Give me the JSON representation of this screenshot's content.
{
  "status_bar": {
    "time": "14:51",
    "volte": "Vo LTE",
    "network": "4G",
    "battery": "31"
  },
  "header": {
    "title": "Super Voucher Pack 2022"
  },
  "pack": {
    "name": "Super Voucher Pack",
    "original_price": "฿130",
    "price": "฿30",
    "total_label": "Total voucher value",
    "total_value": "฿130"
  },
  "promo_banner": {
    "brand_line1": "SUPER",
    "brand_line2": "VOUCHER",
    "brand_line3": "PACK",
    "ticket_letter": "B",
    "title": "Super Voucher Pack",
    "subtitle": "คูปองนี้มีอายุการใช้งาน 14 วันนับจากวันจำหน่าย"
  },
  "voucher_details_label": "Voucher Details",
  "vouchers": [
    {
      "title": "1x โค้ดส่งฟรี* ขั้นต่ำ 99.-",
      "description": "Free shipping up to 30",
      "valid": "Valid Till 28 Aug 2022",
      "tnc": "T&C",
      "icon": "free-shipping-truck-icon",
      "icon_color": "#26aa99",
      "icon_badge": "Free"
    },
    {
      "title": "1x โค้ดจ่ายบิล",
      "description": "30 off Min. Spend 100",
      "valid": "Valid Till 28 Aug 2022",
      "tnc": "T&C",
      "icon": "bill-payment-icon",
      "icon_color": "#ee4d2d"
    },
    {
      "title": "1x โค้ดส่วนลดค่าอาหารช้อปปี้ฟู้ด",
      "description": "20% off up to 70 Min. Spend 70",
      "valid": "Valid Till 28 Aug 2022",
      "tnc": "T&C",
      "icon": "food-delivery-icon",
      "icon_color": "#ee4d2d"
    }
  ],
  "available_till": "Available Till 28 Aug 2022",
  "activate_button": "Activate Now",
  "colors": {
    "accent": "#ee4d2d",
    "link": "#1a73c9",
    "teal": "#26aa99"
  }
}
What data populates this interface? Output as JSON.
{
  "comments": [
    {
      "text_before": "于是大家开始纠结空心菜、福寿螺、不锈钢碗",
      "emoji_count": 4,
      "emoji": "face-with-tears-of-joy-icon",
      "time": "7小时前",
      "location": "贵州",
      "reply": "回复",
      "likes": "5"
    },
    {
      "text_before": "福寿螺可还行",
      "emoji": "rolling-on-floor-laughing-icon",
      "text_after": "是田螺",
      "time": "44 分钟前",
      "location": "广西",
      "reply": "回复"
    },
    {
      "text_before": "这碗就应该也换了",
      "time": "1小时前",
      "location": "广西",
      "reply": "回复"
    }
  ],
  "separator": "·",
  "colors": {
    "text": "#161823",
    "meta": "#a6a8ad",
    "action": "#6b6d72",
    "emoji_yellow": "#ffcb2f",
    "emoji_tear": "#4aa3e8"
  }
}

========

:: Set exercise ::
Search the data for the word "this" and copy each line where it appears.

:: Exercise output ::
Give me the JSON representation of this screenshot's content.
What data populates this interface? Output as JSON.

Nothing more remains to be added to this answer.